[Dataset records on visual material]
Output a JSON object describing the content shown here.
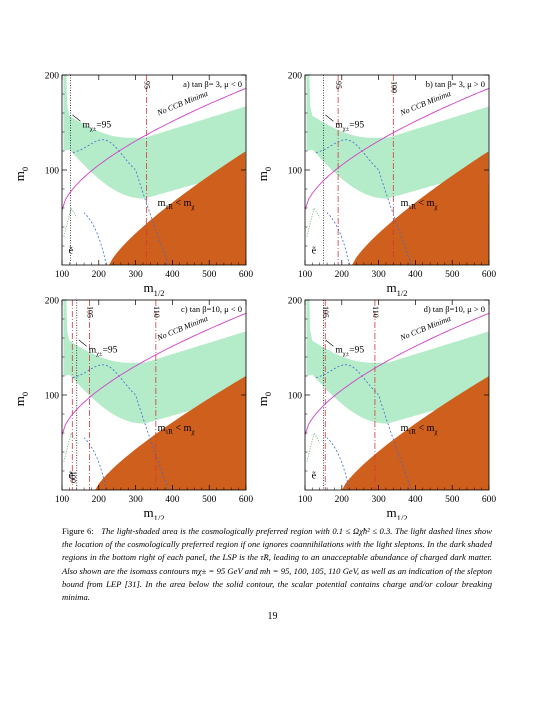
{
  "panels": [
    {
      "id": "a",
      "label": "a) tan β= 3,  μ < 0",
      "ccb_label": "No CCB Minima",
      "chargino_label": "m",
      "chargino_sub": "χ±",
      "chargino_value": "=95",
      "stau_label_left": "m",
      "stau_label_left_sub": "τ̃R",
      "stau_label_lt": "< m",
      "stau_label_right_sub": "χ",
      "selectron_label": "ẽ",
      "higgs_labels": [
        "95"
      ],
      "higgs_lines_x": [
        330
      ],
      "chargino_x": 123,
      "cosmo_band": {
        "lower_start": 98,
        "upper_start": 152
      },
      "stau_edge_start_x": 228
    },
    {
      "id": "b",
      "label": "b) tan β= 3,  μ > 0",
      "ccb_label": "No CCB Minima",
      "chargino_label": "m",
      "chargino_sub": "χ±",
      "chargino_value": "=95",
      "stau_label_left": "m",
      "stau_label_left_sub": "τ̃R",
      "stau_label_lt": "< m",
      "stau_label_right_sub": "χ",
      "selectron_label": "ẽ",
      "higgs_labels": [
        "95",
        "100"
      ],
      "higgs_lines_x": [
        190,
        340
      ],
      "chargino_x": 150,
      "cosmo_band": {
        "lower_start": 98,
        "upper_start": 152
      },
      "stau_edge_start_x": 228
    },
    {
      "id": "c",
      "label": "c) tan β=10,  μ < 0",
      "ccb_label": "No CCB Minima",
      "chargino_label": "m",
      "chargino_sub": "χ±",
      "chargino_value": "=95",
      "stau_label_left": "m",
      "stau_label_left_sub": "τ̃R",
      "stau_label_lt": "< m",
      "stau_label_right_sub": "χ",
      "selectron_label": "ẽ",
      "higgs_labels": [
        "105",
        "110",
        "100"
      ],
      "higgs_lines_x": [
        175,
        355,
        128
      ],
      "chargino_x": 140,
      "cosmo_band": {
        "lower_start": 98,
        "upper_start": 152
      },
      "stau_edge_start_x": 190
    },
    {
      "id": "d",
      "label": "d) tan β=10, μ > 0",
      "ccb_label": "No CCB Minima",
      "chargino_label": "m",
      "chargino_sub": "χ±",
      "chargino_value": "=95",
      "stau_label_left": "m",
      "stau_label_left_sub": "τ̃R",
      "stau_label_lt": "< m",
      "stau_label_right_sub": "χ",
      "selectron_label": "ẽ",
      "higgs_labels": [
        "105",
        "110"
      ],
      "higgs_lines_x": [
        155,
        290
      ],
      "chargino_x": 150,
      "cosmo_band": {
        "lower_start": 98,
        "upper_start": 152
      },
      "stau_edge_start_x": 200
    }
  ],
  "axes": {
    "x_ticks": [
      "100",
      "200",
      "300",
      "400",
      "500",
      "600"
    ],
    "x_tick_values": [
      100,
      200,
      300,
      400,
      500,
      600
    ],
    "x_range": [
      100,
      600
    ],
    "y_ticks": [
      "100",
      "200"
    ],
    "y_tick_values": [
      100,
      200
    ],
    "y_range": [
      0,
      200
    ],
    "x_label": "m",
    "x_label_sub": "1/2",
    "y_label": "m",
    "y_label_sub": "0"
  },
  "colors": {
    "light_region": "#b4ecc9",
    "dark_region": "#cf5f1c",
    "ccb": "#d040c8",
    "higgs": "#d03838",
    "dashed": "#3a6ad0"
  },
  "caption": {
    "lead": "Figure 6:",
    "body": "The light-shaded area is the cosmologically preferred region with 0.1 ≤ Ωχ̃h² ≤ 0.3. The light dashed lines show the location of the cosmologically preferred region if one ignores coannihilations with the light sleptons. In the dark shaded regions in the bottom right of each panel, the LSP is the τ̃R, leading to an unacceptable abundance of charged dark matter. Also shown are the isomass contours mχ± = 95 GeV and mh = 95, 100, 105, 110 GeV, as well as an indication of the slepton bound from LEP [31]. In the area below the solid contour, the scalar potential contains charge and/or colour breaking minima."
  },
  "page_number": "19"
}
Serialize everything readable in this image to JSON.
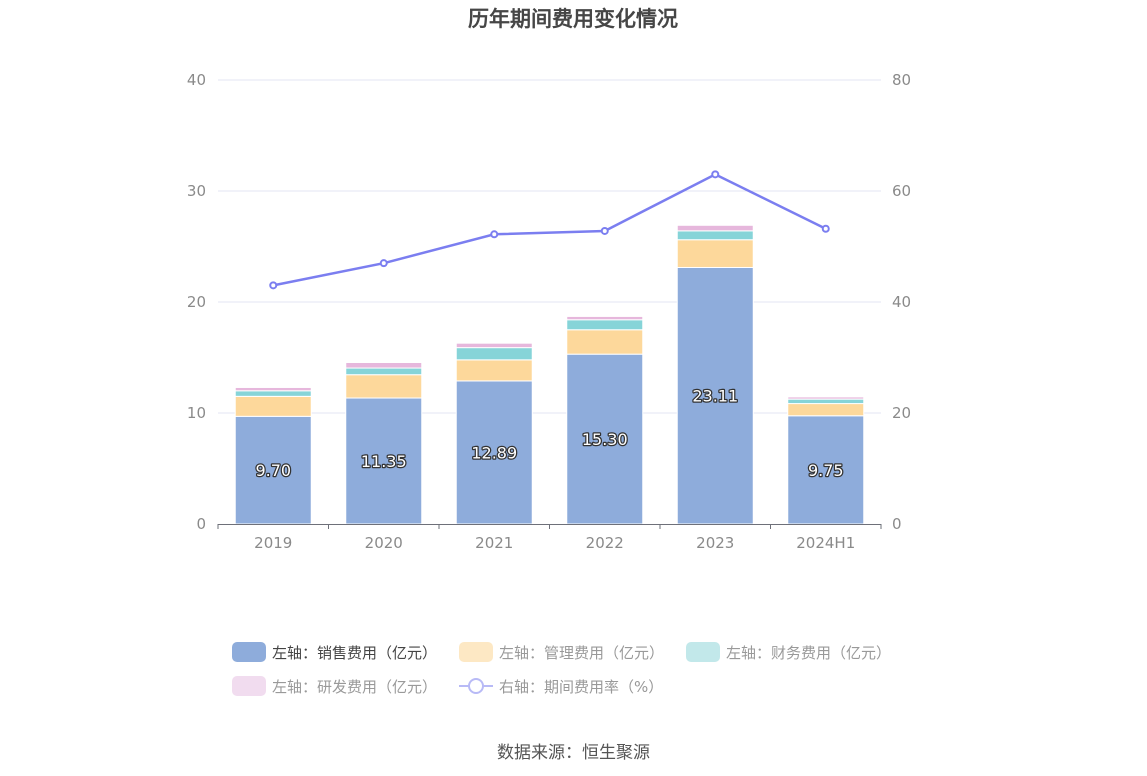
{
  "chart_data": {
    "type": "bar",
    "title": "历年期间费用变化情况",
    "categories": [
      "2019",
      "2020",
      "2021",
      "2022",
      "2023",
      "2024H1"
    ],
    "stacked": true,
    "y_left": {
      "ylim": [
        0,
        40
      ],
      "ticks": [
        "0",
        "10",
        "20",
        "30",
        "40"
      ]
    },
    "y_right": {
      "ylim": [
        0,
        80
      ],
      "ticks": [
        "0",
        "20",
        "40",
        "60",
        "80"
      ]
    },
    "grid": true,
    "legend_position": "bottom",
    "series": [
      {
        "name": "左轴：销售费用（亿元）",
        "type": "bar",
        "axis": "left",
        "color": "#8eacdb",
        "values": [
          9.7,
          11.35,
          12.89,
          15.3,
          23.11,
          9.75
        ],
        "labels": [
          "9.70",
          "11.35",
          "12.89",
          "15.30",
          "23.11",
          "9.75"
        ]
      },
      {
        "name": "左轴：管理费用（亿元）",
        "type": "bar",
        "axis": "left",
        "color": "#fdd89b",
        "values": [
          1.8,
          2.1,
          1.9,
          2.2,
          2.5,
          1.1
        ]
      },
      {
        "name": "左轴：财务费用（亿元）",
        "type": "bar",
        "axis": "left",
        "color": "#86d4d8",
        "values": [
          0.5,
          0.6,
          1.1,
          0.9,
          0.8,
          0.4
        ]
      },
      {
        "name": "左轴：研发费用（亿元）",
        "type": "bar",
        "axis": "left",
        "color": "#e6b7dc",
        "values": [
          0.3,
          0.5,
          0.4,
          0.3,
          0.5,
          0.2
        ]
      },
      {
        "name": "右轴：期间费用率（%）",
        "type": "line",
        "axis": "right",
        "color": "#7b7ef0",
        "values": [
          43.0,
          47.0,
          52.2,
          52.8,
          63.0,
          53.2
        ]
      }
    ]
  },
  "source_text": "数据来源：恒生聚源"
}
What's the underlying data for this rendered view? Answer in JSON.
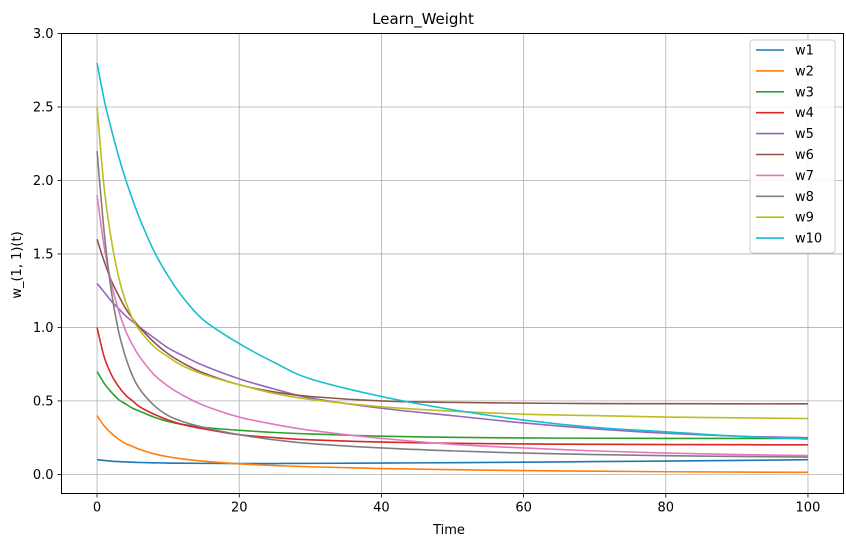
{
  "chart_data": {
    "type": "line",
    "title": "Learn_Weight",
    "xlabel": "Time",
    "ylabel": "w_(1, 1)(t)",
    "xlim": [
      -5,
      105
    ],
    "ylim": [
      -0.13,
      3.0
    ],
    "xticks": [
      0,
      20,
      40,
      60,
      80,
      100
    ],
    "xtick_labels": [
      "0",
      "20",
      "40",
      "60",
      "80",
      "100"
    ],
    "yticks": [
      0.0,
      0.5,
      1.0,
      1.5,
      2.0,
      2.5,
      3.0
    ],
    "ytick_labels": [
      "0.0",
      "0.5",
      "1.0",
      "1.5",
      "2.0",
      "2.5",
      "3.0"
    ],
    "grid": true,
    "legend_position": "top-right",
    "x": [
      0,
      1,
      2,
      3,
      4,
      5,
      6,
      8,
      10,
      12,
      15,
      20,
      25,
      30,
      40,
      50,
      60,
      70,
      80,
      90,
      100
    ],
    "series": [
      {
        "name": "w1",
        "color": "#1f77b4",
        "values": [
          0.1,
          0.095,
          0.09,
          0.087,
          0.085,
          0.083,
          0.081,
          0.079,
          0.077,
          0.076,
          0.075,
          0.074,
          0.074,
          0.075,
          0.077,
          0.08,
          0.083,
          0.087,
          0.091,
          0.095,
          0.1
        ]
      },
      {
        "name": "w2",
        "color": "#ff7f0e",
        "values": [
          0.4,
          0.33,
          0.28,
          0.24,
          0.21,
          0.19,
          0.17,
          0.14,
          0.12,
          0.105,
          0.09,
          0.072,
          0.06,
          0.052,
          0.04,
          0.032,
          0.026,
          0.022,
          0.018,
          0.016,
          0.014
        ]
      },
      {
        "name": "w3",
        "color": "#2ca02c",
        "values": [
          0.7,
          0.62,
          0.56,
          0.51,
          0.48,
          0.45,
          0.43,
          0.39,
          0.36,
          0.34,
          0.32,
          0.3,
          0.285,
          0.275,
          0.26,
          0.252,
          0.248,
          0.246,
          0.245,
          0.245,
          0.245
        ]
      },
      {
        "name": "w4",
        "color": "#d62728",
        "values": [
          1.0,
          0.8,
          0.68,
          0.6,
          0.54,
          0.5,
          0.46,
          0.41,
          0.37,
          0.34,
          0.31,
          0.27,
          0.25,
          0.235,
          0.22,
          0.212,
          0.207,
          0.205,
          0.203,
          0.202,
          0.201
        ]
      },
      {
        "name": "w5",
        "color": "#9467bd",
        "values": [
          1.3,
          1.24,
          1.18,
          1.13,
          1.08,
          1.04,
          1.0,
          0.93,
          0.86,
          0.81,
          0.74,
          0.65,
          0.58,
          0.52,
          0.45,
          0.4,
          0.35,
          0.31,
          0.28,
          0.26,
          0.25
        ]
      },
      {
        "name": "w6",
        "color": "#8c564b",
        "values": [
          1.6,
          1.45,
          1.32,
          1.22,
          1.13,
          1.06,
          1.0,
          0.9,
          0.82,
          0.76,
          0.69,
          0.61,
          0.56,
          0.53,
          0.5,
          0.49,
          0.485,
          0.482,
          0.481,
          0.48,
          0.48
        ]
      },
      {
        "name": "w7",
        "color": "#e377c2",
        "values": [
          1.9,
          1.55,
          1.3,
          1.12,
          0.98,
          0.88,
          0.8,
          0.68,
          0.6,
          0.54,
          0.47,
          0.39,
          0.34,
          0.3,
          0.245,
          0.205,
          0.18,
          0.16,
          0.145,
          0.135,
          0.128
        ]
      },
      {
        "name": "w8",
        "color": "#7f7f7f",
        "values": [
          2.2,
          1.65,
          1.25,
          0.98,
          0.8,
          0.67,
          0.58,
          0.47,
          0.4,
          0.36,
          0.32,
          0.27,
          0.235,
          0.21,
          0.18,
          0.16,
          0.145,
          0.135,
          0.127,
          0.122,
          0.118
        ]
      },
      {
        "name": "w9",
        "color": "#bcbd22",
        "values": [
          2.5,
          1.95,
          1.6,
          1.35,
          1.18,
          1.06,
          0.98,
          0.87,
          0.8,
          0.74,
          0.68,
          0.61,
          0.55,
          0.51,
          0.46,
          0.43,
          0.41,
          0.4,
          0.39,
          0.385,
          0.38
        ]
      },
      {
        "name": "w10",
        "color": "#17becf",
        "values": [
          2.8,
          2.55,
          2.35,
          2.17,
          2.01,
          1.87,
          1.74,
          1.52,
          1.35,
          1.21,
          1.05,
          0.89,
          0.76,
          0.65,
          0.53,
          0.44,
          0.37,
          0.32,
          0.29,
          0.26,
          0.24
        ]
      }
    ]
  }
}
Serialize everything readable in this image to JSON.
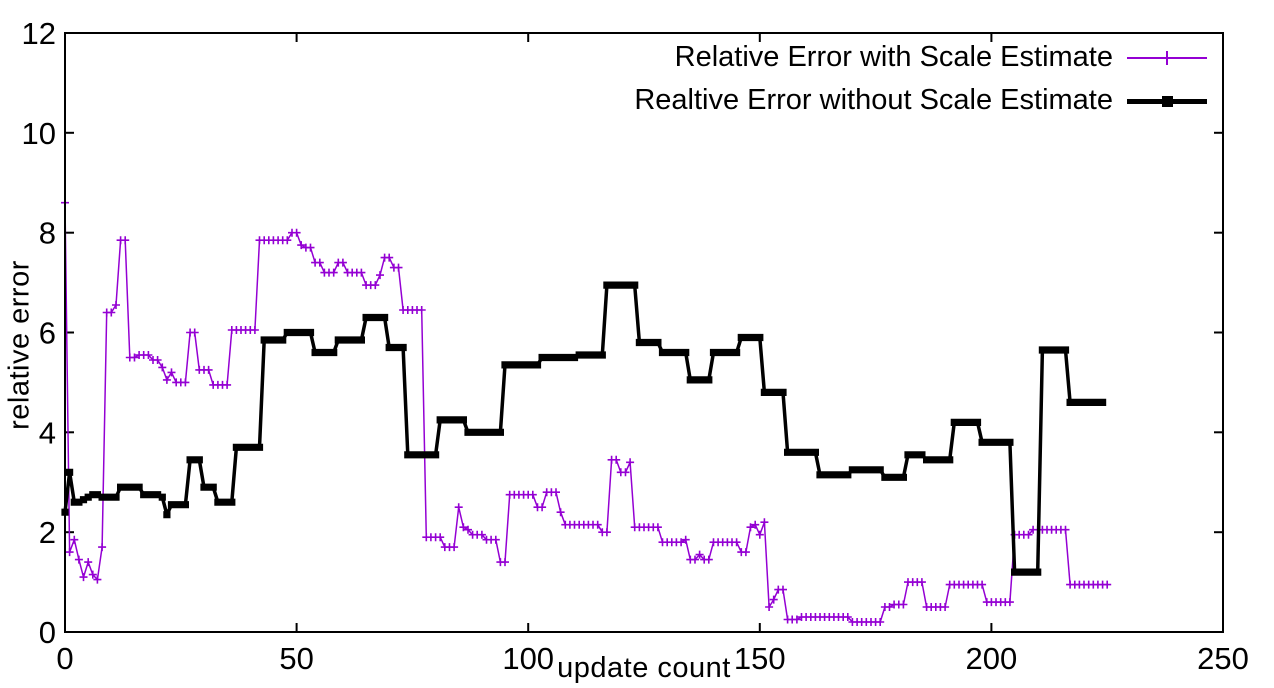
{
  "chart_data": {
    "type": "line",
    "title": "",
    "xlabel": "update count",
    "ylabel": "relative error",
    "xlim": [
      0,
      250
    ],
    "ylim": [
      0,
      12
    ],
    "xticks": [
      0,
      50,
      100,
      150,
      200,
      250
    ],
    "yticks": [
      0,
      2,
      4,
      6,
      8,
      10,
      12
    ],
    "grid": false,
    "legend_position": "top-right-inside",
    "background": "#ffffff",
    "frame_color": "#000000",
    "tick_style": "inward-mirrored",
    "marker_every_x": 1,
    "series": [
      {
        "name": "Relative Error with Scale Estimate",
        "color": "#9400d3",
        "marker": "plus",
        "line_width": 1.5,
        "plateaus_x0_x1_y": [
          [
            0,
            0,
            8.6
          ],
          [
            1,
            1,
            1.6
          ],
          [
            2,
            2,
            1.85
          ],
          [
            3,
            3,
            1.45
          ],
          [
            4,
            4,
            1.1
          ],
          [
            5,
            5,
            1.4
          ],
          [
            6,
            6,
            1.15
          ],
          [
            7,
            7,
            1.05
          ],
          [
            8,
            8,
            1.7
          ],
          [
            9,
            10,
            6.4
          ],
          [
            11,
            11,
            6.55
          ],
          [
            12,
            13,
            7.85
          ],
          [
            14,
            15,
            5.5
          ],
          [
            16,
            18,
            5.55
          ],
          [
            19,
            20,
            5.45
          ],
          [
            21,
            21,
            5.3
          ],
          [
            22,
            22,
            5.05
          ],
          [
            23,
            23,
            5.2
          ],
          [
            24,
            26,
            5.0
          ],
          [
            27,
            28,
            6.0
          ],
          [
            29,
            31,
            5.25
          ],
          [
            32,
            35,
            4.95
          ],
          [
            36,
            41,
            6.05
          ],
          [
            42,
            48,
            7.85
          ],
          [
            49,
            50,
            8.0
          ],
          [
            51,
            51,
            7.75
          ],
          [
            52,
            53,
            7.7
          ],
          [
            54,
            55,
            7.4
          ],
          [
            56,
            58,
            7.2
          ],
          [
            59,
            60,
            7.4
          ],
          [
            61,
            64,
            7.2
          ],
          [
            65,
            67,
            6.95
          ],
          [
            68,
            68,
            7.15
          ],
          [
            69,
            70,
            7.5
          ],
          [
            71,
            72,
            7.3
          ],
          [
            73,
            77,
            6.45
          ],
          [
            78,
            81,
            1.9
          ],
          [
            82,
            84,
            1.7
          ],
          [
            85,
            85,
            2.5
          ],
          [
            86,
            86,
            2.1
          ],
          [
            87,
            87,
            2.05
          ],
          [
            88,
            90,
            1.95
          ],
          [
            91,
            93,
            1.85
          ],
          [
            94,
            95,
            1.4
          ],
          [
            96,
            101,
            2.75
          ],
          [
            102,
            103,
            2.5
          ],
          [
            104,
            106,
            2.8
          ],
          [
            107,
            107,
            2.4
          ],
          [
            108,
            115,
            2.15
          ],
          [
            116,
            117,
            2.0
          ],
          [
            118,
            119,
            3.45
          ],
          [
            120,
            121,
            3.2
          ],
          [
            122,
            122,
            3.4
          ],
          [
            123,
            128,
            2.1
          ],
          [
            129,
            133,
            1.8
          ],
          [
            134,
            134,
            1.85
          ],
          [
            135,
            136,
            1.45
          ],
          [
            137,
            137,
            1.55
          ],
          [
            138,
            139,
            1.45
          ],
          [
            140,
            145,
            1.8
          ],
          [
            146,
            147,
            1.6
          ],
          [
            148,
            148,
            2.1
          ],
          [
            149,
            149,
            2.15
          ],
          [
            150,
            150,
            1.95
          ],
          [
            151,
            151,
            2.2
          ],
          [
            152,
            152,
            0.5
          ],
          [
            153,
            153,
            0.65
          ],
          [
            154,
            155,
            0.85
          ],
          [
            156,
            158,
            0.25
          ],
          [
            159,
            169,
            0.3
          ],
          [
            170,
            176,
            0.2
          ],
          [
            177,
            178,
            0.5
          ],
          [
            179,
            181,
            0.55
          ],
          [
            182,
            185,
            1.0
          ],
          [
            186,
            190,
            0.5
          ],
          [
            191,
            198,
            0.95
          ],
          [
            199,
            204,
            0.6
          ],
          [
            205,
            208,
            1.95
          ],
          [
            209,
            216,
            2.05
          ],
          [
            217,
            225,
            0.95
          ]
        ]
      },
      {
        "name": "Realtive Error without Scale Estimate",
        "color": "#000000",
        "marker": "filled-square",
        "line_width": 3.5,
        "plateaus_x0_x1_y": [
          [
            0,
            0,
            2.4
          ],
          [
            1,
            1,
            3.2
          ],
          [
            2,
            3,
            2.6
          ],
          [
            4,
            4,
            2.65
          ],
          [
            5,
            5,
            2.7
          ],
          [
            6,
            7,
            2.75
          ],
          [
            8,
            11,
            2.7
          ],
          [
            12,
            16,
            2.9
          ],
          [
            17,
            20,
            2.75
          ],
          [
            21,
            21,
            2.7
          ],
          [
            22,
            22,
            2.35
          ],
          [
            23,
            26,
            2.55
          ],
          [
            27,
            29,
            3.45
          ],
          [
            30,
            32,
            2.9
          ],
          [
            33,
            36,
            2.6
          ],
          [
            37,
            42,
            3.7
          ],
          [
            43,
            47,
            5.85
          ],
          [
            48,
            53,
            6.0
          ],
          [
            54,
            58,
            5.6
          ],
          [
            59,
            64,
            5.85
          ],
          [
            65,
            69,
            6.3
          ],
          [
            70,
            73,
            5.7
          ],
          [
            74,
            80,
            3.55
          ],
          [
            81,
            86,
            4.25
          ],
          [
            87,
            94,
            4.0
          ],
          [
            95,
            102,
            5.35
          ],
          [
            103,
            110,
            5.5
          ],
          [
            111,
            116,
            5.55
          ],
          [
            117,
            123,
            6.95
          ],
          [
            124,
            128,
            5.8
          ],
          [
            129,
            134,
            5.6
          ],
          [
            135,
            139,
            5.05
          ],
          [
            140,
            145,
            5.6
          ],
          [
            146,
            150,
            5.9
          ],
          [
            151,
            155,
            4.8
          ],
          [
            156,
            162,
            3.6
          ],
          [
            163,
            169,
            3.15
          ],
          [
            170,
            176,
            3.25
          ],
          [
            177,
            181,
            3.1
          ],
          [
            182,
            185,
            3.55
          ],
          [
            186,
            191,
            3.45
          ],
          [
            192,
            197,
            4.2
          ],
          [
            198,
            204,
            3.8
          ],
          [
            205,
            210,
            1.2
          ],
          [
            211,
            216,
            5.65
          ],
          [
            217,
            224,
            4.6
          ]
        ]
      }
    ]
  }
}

#### The task:
From the data, pick out every line that includes "Scale".

#### Response below:
        "name": "Relative Error with Scale Estimate",
        "name": "Realtive Error without Scale Estimate",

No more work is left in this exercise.